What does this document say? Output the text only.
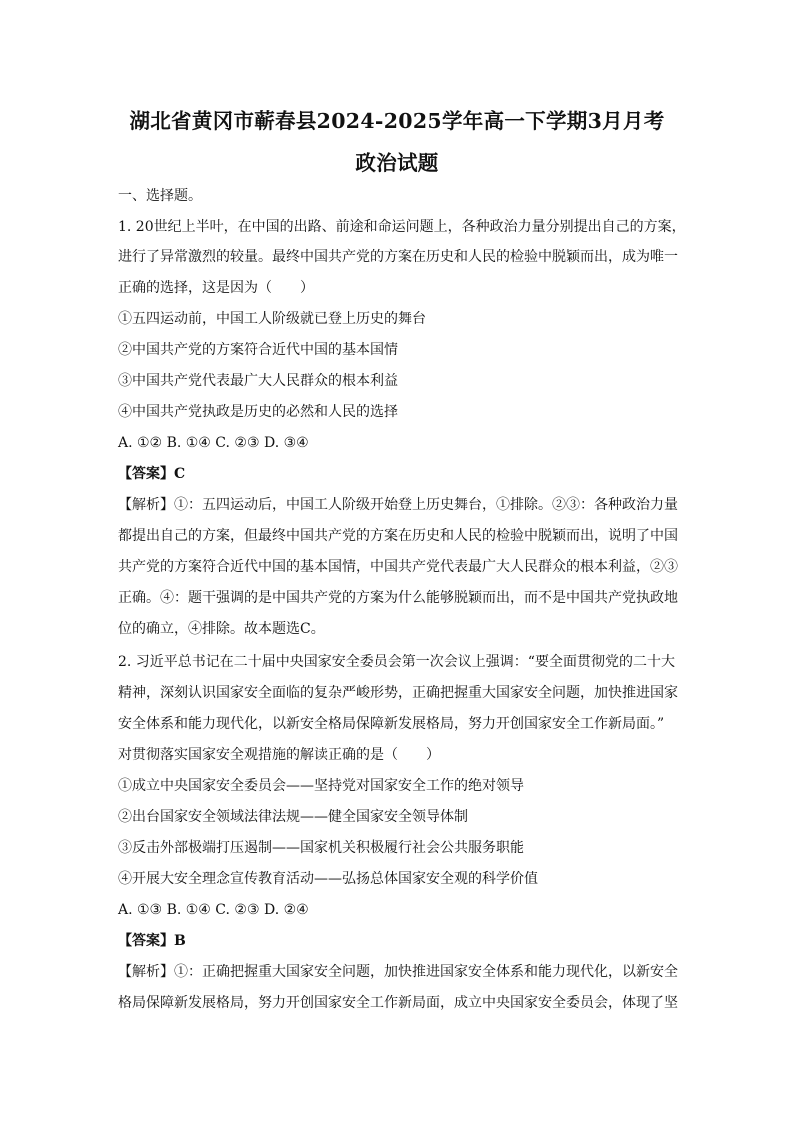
湖北省黄冈市蕲春县2024-2025学年高一下学期3月月考
政治试题
一、选择题。
1. 20世纪上半叶，在中国的出路、前途和命运问题上，各种政治力量分别提出自己的方案，
进行了异常激烈的较量。最终中国共产党的方案在历史和人民的检验中脱颖而出，成为唯一
正确的选择，这是因为（　　）
①五四运动前，中国工人阶级就已登上历史的舞台
②中国共产党的方案符合近代中国的基本国情
③中国共产党代表最广大人民群众的根本利益
④中国共产党执政是历史的必然和人民的选择
A. ①② B. ①④ C. ②③ D. ③④
【答案】C
【解析】①：五四运动后，中国工人阶级开始登上历史舞台，①排除。②③：各种政治力量
都提出自己的方案，但最终中国共产党的方案在历史和人民的检验中脱颖而出，说明了中国
共产党的方案符合近代中国的基本国情，中国共产党代表最广大人民群众的根本利益，②③
正确。④：题干强调的是中国共产党的方案为什么能够脱颖而出，而不是中国共产党执政地
位的确立，④排除。故本题选C。
2. 习近平总书记在二十届中央国家安全委员会第一次会议上强调：“要全面贯彻党的二十大
精神，深刻认识国家安全面临的复杂严峻形势，正确把握重大国家安全问题，加快推进国家
安全体系和能力现代化，以新安全格局保障新发展格局，努力开创国家安全工作新局面。”
对贯彻落实国家安全观措施的解读正确的是（　　）
①成立中央国家安全委员会——坚持党对国家安全工作的绝对领导
②出台国家安全领域法律法规——健全国家安全领导体制
③反击外部极端打压遏制——国家机关积极履行社会公共服务职能
④开展大安全理念宣传教育活动——弘扬总体国家安全观的科学价值
A. ①③ B. ①④ C. ②③ D. ②④
【答案】B
【解析】①：正确把握重大国家安全问题，加快推进国家安全体系和能力现代化，以新安全
格局保障新发展格局，努力开创国家安全工作新局面，成立中央国家安全委员会，体现了坚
++++++++++++++++++++
Skipping the pictures, transcribe each line above exactly as it appears.

THE ANSWER:
What does this document say? Output the text only.
湖北省黄冈市蕲春县2024-2025学年高一下学期3月月考
政治试题
一、选择题。
1. 20世纪上半叶，在中国的出路、前途和命运问题上，各种政治力量分别提出自己的方案，
进行了异常激烈的较量。最终中国共产党的方案在历史和人民的检验中脱颖而出，成为唯一
正确的选择，这是因为（　　）
①五四运动前，中国工人阶级就已登上历史的舞台
②中国共产党的方案符合近代中国的基本国情
③中国共产党代表最广大人民群众的根本利益
④中国共产党执政是历史的必然和人民的选择
A. ①② B. ①④ C. ②③ D. ③④
【答案】C
【解析】①：五四运动后，中国工人阶级开始登上历史舞台，①排除。②③：各种政治力量
都提出自己的方案，但最终中国共产党的方案在历史和人民的检验中脱颖而出，说明了中国
共产党的方案符合近代中国的基本国情，中国共产党代表最广大人民群众的根本利益，②③
正确。④：题干强调的是中国共产党的方案为什么能够脱颖而出，而不是中国共产党执政地
位的确立，④排除。故本题选C。
2. 习近平总书记在二十届中央国家安全委员会第一次会议上强调：“要全面贯彻党的二十大
精神，深刻认识国家安全面临的复杂严峻形势，正确把握重大国家安全问题，加快推进国家
安全体系和能力现代化，以新安全格局保障新发展格局，努力开创国家安全工作新局面。”
对贯彻落实国家安全观措施的解读正确的是（　　）
①成立中央国家安全委员会——坚持党对国家安全工作的绝对领导
②出台国家安全领域法律法规——健全国家安全领导体制
③反击外部极端打压遏制——国家机关积极履行社会公共服务职能
④开展大安全理念宣传教育活动——弘扬总体国家安全观的科学价值
A. ①③ B. ①④ C. ②③ D. ②④
【答案】B
【解析】①：正确把握重大国家安全问题，加快推进国家安全体系和能力现代化，以新安全
格局保障新发展格局，努力开创国家安全工作新局面，成立中央国家安全委员会，体现了坚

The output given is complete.